— The problem —
In the notebook code below, what value does the Config class assign to self.today?

### Thanks for coming in this script, This Script shoes below.
- Use LGBM train
- Implemented CV analysis
- Showed Feature Importance.
- Showed Confusion Matrix and its results
- Submission completed

## 0. Libaray
- Import Libaray 

In [None]:
import os
import gc
import glob
import time
import pandas as pd
import numpy as np
import matplotlib.pyplot as plt
import seaborn as sns

from tqdm import tqdm

import warnings
warnings.filterwarnings('ignore')

from sklearn import metrics
from sklearn.model_selection import KFold
from sklearn.preprocessing import LabelEncoder

import lightgbm as lgb

## 1. Config
- Config Class: Base Setting is here

In [None]:
class Config:
    def __init__(self):
        self._debug = 0
        self.today = "20220227"

— Listed records —
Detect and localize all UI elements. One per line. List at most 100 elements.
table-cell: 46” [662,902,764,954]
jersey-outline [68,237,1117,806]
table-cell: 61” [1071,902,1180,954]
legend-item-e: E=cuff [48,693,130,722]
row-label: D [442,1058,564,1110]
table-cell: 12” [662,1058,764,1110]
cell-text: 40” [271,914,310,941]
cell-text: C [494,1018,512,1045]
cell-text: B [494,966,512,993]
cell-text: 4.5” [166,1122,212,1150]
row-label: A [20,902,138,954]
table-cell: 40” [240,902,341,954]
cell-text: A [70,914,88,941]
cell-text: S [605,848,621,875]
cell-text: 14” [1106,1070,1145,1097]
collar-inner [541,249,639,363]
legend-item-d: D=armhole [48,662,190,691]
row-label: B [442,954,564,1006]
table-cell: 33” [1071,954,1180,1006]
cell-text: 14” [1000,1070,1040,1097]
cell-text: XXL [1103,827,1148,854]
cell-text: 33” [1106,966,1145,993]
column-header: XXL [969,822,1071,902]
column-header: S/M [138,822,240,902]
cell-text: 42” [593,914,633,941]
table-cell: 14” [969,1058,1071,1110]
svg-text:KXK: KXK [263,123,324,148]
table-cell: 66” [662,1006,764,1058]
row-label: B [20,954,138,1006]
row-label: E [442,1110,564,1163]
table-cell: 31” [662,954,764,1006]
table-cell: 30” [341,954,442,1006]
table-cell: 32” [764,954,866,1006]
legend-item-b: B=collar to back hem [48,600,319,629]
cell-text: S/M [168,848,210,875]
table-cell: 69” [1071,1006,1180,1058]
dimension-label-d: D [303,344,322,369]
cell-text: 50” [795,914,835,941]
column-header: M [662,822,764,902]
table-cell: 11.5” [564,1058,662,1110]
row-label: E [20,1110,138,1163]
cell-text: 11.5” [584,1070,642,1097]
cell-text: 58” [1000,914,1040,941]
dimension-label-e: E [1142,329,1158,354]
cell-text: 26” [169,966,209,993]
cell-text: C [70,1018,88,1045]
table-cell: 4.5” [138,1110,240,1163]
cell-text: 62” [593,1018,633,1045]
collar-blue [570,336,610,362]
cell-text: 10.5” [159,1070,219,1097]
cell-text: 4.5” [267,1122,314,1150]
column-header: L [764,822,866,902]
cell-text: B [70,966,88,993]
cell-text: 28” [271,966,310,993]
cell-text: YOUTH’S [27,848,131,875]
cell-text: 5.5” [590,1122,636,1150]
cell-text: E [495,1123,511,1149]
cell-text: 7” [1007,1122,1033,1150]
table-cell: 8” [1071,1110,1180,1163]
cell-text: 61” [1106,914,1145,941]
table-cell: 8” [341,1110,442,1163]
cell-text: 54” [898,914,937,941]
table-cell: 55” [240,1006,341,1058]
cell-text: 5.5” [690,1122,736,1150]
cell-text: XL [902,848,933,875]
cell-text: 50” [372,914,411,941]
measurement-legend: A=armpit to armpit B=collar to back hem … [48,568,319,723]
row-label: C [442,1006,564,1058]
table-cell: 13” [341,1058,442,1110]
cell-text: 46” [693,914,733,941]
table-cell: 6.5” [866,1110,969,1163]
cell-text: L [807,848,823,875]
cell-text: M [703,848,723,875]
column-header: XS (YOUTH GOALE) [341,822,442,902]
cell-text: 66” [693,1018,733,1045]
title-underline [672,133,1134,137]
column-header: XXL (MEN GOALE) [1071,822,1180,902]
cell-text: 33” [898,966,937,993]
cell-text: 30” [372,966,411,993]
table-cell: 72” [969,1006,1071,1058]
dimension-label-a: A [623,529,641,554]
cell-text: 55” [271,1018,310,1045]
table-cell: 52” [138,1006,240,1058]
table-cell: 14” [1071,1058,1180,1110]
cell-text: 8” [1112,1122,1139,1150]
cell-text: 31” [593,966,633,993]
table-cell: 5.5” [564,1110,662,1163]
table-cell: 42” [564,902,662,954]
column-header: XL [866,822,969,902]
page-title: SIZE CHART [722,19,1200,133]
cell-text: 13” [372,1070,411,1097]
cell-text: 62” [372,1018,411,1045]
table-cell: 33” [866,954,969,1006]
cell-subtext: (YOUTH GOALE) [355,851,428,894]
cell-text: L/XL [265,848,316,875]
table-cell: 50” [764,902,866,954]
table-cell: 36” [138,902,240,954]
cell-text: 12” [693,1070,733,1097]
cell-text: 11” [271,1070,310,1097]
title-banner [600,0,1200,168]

— Result of this task —
"20220227"